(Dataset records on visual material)
— Start —

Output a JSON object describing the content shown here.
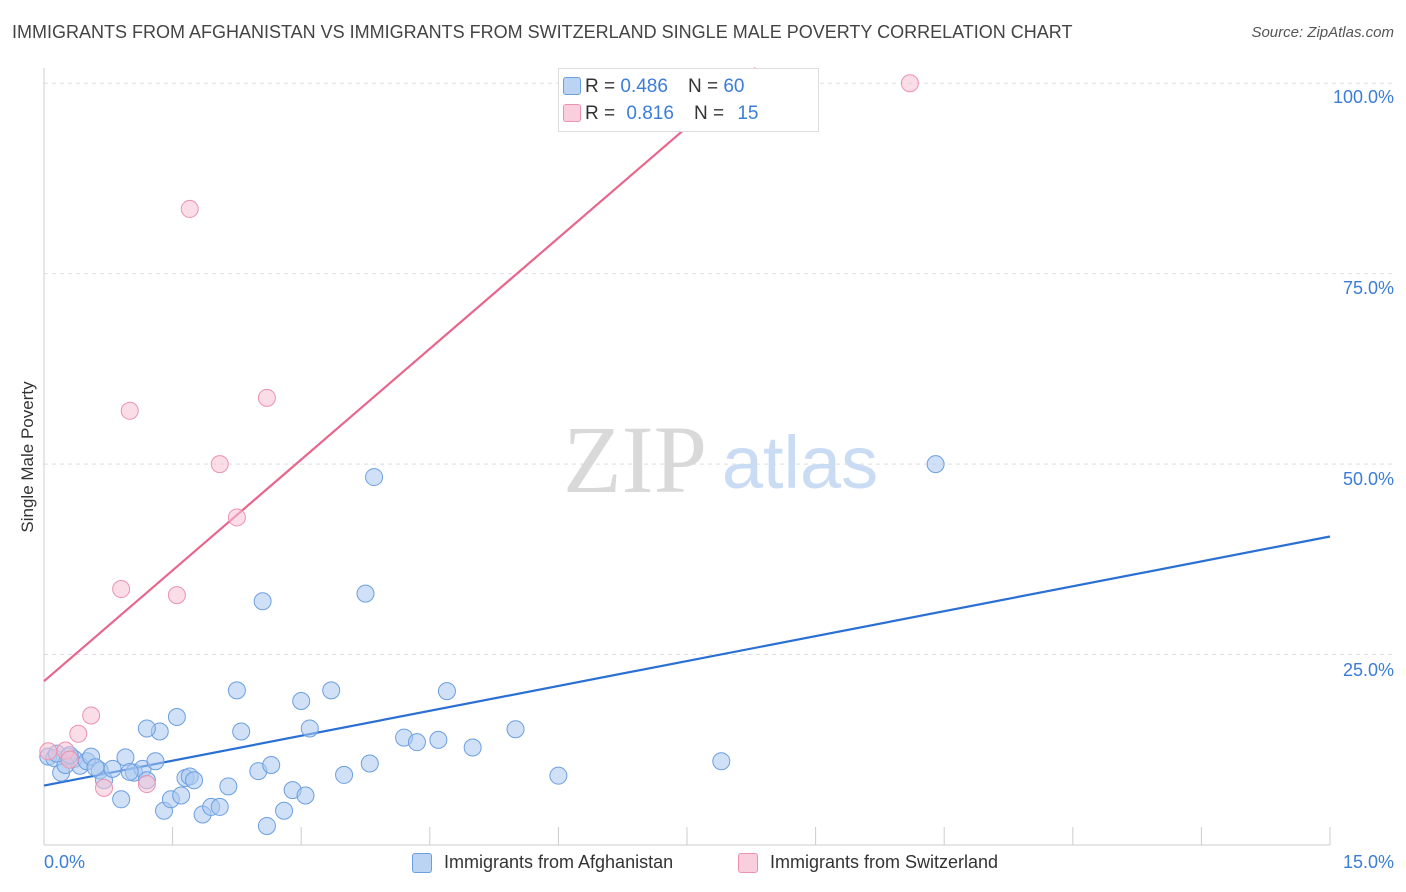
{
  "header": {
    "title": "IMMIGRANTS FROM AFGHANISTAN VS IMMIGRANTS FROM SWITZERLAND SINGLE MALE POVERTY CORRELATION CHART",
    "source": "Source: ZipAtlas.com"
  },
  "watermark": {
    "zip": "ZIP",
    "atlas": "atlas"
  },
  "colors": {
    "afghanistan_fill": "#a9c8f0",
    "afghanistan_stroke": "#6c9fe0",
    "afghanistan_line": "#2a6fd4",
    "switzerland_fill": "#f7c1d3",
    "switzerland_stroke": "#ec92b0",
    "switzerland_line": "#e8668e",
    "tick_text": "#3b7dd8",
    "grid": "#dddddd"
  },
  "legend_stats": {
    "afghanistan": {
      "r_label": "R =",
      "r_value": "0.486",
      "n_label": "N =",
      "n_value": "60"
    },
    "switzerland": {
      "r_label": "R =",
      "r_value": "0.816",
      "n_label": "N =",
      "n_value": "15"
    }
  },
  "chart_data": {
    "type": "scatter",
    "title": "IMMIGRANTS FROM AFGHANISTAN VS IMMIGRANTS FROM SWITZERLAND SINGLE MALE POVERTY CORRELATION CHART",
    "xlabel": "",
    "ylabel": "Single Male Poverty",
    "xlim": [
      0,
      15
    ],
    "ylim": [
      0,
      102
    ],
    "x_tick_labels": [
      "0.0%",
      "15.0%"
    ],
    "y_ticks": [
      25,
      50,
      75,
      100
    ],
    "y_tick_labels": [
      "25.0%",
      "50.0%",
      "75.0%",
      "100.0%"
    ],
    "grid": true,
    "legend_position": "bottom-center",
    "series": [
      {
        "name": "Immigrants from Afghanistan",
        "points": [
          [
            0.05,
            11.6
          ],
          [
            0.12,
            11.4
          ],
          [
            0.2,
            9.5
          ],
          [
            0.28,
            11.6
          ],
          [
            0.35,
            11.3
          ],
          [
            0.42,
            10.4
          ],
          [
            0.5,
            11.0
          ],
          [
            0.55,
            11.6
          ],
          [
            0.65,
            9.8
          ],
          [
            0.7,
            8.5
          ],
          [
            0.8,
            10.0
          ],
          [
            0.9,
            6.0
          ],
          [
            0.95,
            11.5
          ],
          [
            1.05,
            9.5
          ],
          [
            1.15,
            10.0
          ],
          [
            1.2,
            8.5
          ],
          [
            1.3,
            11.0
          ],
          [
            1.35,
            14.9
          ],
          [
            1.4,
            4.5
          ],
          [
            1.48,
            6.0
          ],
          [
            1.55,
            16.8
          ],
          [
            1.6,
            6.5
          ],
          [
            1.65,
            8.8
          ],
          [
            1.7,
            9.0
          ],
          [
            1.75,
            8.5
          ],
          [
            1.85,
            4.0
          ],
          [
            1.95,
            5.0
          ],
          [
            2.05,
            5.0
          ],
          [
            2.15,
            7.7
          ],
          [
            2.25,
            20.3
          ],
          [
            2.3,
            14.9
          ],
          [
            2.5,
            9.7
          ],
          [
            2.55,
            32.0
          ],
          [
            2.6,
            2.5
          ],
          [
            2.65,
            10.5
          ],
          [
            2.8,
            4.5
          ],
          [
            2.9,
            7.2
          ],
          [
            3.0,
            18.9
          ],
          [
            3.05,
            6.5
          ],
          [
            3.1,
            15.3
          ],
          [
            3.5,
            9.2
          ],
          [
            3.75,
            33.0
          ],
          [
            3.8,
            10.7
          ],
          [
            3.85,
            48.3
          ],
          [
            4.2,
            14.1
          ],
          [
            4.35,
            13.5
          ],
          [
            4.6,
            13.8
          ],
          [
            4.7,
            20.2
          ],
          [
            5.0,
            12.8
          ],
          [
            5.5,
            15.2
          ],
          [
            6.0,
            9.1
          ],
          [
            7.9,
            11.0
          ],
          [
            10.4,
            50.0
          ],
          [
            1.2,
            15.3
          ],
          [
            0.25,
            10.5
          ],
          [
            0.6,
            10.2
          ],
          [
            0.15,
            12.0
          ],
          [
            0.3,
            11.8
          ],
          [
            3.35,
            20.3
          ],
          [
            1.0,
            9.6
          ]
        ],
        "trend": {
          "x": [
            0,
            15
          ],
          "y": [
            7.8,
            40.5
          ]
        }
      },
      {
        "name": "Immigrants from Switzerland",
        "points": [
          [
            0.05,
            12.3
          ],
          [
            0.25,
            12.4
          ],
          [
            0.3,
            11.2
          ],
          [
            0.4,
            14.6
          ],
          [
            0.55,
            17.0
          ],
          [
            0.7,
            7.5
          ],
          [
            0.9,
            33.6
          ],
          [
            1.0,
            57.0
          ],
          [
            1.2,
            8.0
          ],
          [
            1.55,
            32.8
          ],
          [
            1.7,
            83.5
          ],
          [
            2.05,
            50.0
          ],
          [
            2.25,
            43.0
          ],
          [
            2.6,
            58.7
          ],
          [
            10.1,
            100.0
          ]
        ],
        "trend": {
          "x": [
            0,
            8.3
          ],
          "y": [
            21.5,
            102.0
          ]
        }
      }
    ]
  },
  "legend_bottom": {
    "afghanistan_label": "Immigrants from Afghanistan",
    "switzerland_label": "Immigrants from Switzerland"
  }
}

— End —

## What you need to do
Reproduce the full listing faithfully, but do not carry over any pictures.

## Solution for this problem
Output a JSON object describing the content shown here.
{
  "header": {
    "title": "IMMIGRANTS FROM AFGHANISTAN VS IMMIGRANTS FROM SWITZERLAND SINGLE MALE POVERTY CORRELATION CHART",
    "source": "Source: ZipAtlas.com"
  },
  "watermark": {
    "zip": "ZIP",
    "atlas": "atlas"
  },
  "colors": {
    "afghanistan_fill": "#a9c8f0",
    "afghanistan_stroke": "#6c9fe0",
    "afghanistan_line": "#2a6fd4",
    "switzerland_fill": "#f7c1d3",
    "switzerland_stroke": "#ec92b0",
    "switzerland_line": "#e8668e",
    "tick_text": "#3b7dd8",
    "grid": "#dddddd"
  },
  "legend_stats": {
    "afghanistan": {
      "r_label": "R =",
      "r_value": "0.486",
      "n_label": "N =",
      "n_value": "60"
    },
    "switzerland": {
      "r_label": "R =",
      "r_value": "0.816",
      "n_label": "N =",
      "n_value": "15"
    }
  },
  "chart_data": {
    "type": "scatter",
    "title": "IMMIGRANTS FROM AFGHANISTAN VS IMMIGRANTS FROM SWITZERLAND SINGLE MALE POVERTY CORRELATION CHART",
    "xlabel": "",
    "ylabel": "Single Male Poverty",
    "xlim": [
      0,
      15
    ],
    "ylim": [
      0,
      102
    ],
    "x_tick_labels": [
      "0.0%",
      "15.0%"
    ],
    "y_ticks": [
      25,
      50,
      75,
      100
    ],
    "y_tick_labels": [
      "25.0%",
      "50.0%",
      "75.0%",
      "100.0%"
    ],
    "grid": true,
    "legend_position": "bottom-center",
    "series": [
      {
        "name": "Immigrants from Afghanistan",
        "points": [
          [
            0.05,
            11.6
          ],
          [
            0.12,
            11.4
          ],
          [
            0.2,
            9.5
          ],
          [
            0.28,
            11.6
          ],
          [
            0.35,
            11.3
          ],
          [
            0.42,
            10.4
          ],
          [
            0.5,
            11.0
          ],
          [
            0.55,
            11.6
          ],
          [
            0.65,
            9.8
          ],
          [
            0.7,
            8.5
          ],
          [
            0.8,
            10.0
          ],
          [
            0.9,
            6.0
          ],
          [
            0.95,
            11.5
          ],
          [
            1.05,
            9.5
          ],
          [
            1.15,
            10.0
          ],
          [
            1.2,
            8.5
          ],
          [
            1.3,
            11.0
          ],
          [
            1.35,
            14.9
          ],
          [
            1.4,
            4.5
          ],
          [
            1.48,
            6.0
          ],
          [
            1.55,
            16.8
          ],
          [
            1.6,
            6.5
          ],
          [
            1.65,
            8.8
          ],
          [
            1.7,
            9.0
          ],
          [
            1.75,
            8.5
          ],
          [
            1.85,
            4.0
          ],
          [
            1.95,
            5.0
          ],
          [
            2.05,
            5.0
          ],
          [
            2.15,
            7.7
          ],
          [
            2.25,
            20.3
          ],
          [
            2.3,
            14.9
          ],
          [
            2.5,
            9.7
          ],
          [
            2.55,
            32.0
          ],
          [
            2.6,
            2.5
          ],
          [
            2.65,
            10.5
          ],
          [
            2.8,
            4.5
          ],
          [
            2.9,
            7.2
          ],
          [
            3.0,
            18.9
          ],
          [
            3.05,
            6.5
          ],
          [
            3.1,
            15.3
          ],
          [
            3.5,
            9.2
          ],
          [
            3.75,
            33.0
          ],
          [
            3.8,
            10.7
          ],
          [
            3.85,
            48.3
          ],
          [
            4.2,
            14.1
          ],
          [
            4.35,
            13.5
          ],
          [
            4.6,
            13.8
          ],
          [
            4.7,
            20.2
          ],
          [
            5.0,
            12.8
          ],
          [
            5.5,
            15.2
          ],
          [
            6.0,
            9.1
          ],
          [
            7.9,
            11.0
          ],
          [
            10.4,
            50.0
          ],
          [
            1.2,
            15.3
          ],
          [
            0.25,
            10.5
          ],
          [
            0.6,
            10.2
          ],
          [
            0.15,
            12.0
          ],
          [
            0.3,
            11.8
          ],
          [
            3.35,
            20.3
          ],
          [
            1.0,
            9.6
          ]
        ],
        "trend": {
          "x": [
            0,
            15
          ],
          "y": [
            7.8,
            40.5
          ]
        }
      },
      {
        "name": "Immigrants from Switzerland",
        "points": [
          [
            0.05,
            12.3
          ],
          [
            0.25,
            12.4
          ],
          [
            0.3,
            11.2
          ],
          [
            0.4,
            14.6
          ],
          [
            0.55,
            17.0
          ],
          [
            0.7,
            7.5
          ],
          [
            0.9,
            33.6
          ],
          [
            1.0,
            57.0
          ],
          [
            1.2,
            8.0
          ],
          [
            1.55,
            32.8
          ],
          [
            1.7,
            83.5
          ],
          [
            2.05,
            50.0
          ],
          [
            2.25,
            43.0
          ],
          [
            2.6,
            58.7
          ],
          [
            10.1,
            100.0
          ]
        ],
        "trend": {
          "x": [
            0,
            8.3
          ],
          "y": [
            21.5,
            102.0
          ]
        }
      }
    ]
  },
  "legend_bottom": {
    "afghanistan_label": "Immigrants from Afghanistan",
    "switzerland_label": "Immigrants from Switzerland"
  }
}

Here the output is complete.